→ YOUR ASSIGNMENT
Using the records provided below, locate and copy each line that contains the word "komma".

────────────────

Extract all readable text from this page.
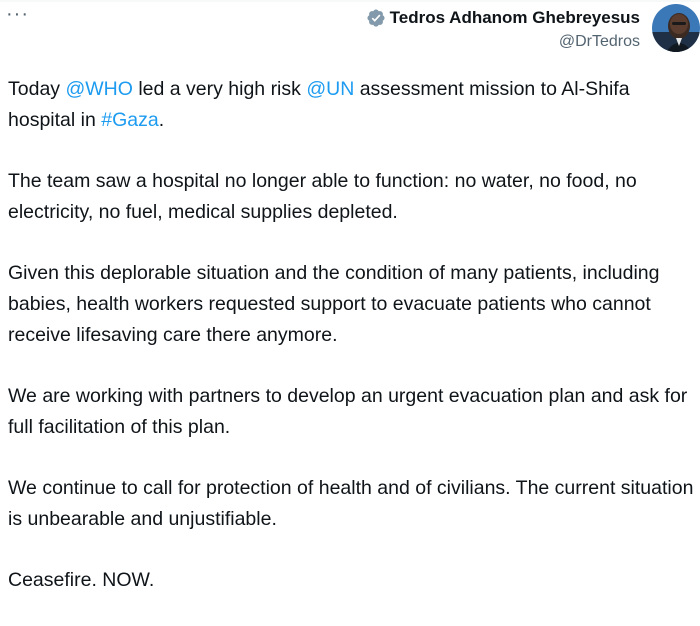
···	Tedros Adhanom Ghebreyesus
@DrTedros

Today @WHO led a very high risk @UN assessment mission to Al-Shifa hospital in #Gaza.

The team saw a hospital no longer able to function: no water, no food, no electricity, no fuel, medical supplies depleted.

Given this deplorable situation and the condition of many patients, including babies, health workers requested support to evacuate patients who cannot receive lifesaving care there anymore.

We are working with partners to develop an urgent evacuation plan and ask for full facilitation of this plan.

We continue to call for protection of health and of civilians. The current situation is unbearable and unjustifiable.

Ceasefire. NOW.
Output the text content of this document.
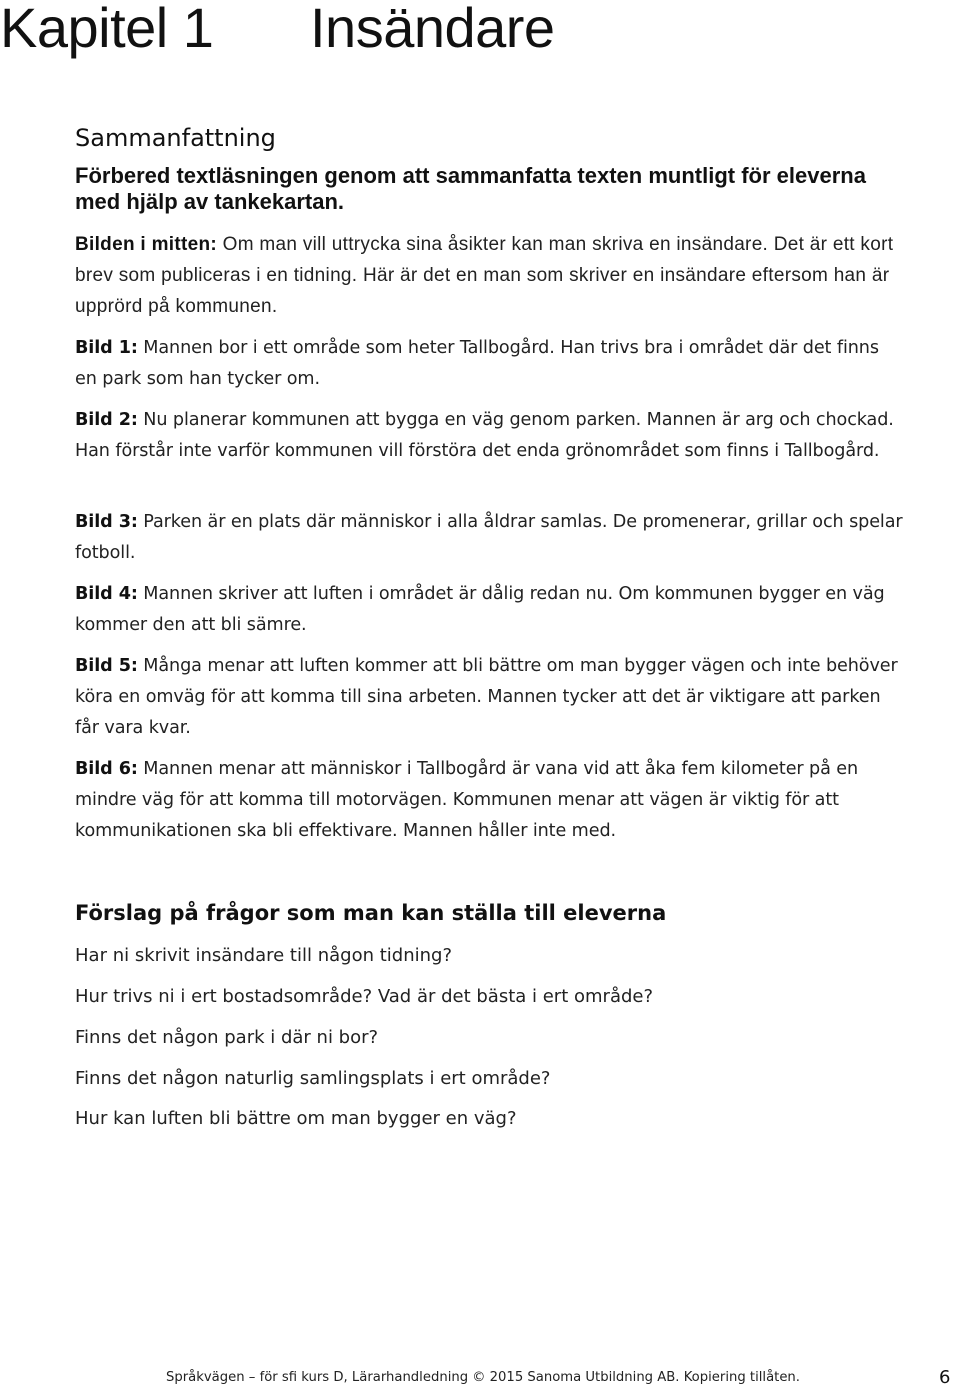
Kapitel 1 Insändare
Sammanfattning

Förbered textläsningen genom att sammanfatta texten muntligt för eleverna med hjälp av tankekartan.

Bilden i mitten: Om man vill uttrycka sina åsikter kan man skriva en insändare. Det är ett kort brev som publiceras i en tidning. Här är det en man som skriver en insändare eftersom han är upprörd på kommunen.

Bild 1: Mannen bor i ett område som heter Tallbogård. Han trivs bra i området där det finns en park som han tycker om.

Bild 2: Nu planerar kommunen att bygga en väg genom parken. Mannen är arg och chockad. Han förstår inte varför kommunen vill förstöra det enda grönområdet som finns i Tallbogård.

Bild 3: Parken är en plats där människor i alla åldrar samlas. De promenerar, grillar och spelar fotboll.

Bild 4: Mannen skriver att luften i området är dålig redan nu. Om kommunen bygger en väg kommer den att bli sämre.

Bild 5: Många menar att luften kommer att bli bättre om man bygger vägen och inte behöver köra en omväg för att komma till sina arbeten. Mannen tycker att det är viktigare att parken får vara kvar.

Bild 6: Mannen menar att människor i Tallbogård är vana vid att åka fem kilometer på en mindre väg för att komma till motorvägen. Kommunen menar att vägen är viktig för att kommunikationen ska bli effektivare. Mannen håller inte med.

Förslag på frågor som man kan ställa till eleverna

Har ni skrivit insändare till någon tidning?

Hur trivs ni i ert bostadsområde? Vad är det bästa i ert område?

Finns det någon park i där ni bor?

Finns det någon naturlig samlingsplats i ert område?

Hur kan luften bli bättre om man bygger en väg?

Språkvägen – för sfi kurs D, Lärarhandledning © 2015 Sanoma Utbildning AB. Kopiering tillåten.	6
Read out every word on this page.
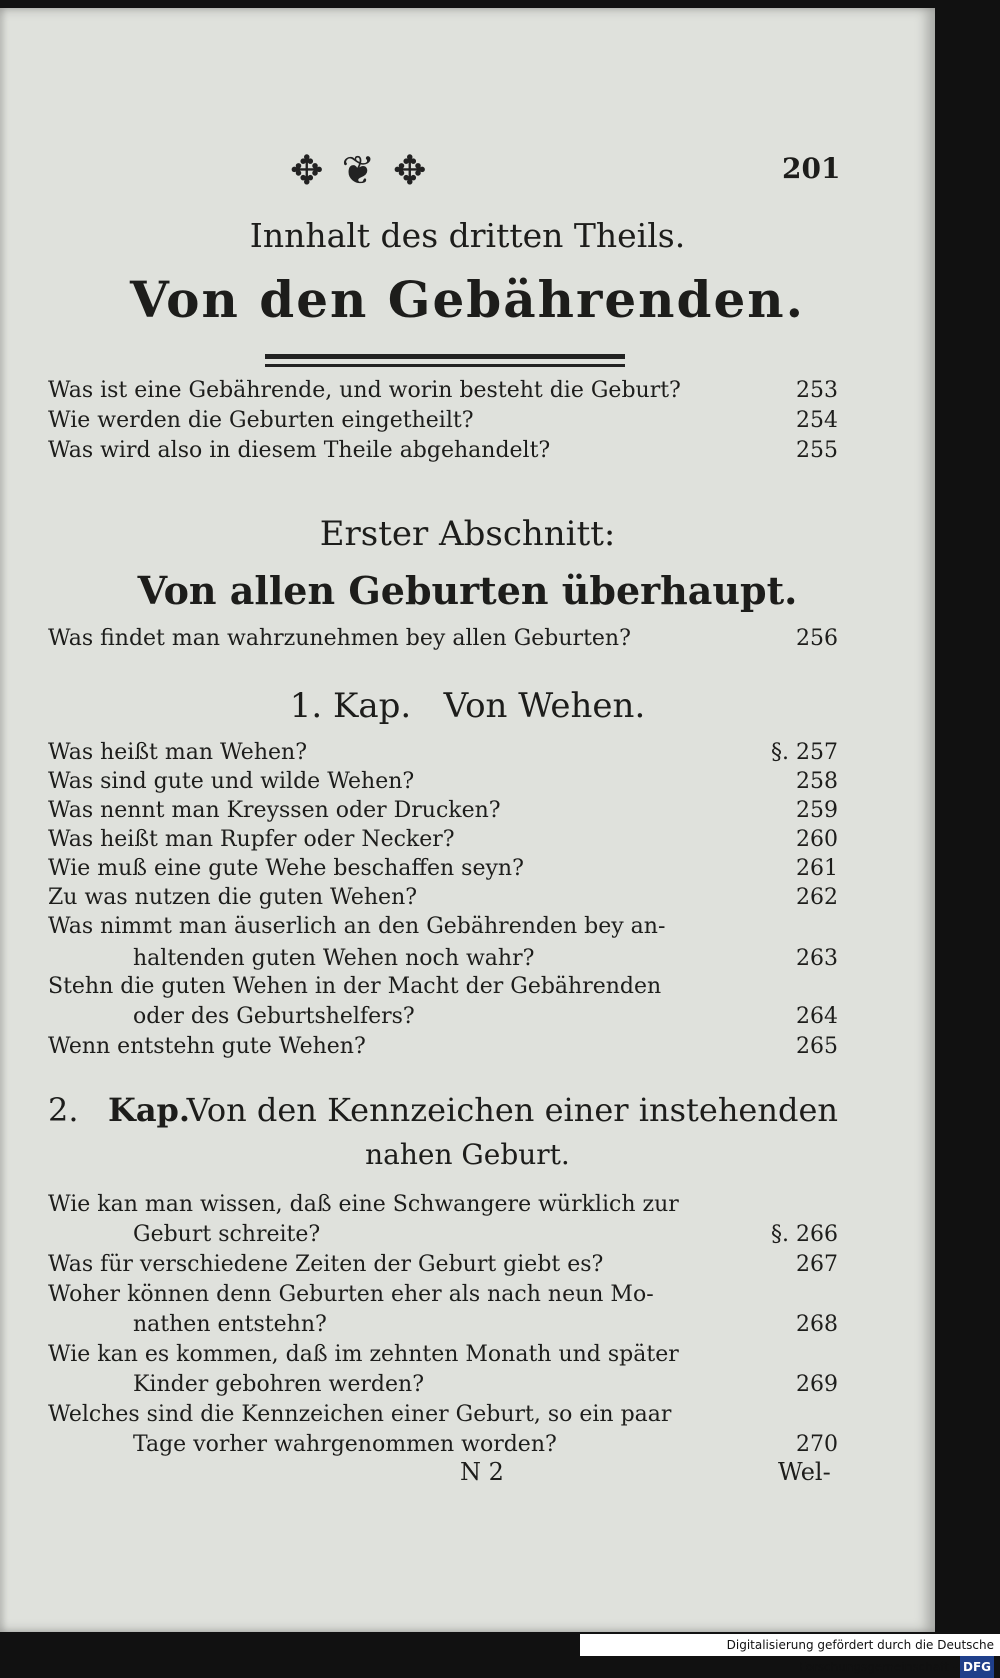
✥❦✥	201
Innhalt des dritten Theils.
Von den Gebährenden.
Was ist eine Gebährende, und worin besteht die Geburt?	253
Wie werden die Geburten eingetheilt?	254
Was wird also in diesem Theile abgehandelt?	255
Erster Abschnitt:
Von allen Geburten überhaupt.
Was findet man wahrzunehmen bey allen Geburten?	256
1. Kap.   Von Wehen.
Was heißt man Wehen?	§. 257
Was sind gute und wilde Wehen?	258
Was nennt man Kreyssen oder Drucken?	259
Was heißt man Rupfer oder Necker?	260
Wie muß eine gute Wehe beschaffen seyn?	261
Zu was nutzen die guten Wehen?	262
Was nimmt man äuserlich an den Gebährenden bey an-
haltenden guten Wehen noch wahr?	263
Stehn die guten Wehen in der Macht der Gebährenden
oder des Geburtshelfers?	264
Wenn entstehn gute Wehen?	265
2. Kap.
Von den Kennzeichen einer instehenden
nahen Geburt.
Wie kan man wissen, daß eine Schwangere würklich zur
Geburt schreite?	§. 266
Was für verschiedene Zeiten der Geburt giebt es?	267
Woher können denn Geburten eher als nach neun Mo-
nathen entstehn?	268
Wie kan es kommen, daß im zehnten Monath und später
Kinder gebohren werden?	269
Welches sind die Kennzeichen einer Geburt, so ein paar
Tage vorher wahrgenommen worden?	270
N 2	Wel-
Digitalisierung gefördert durch die Deutsche Forschungsgemeinschaft - DFG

────────────────

→ RESPONSE BOX
Bild 5: Många menar att luften kommer att bli bättre om man bygger vägen och inte behöver köra en omväg för att komma till sina arbeten. Mannen tycker att det är viktigare att parken får vara kvar.
Bild 6: Mannen menar att människor i Tallbogård är vana vid att åka fem kilometer på en mindre väg för att komma till motorvägen. Kommunen menar att vägen är viktig för att kommunikationen ska bli effektivare. Mannen håller inte med.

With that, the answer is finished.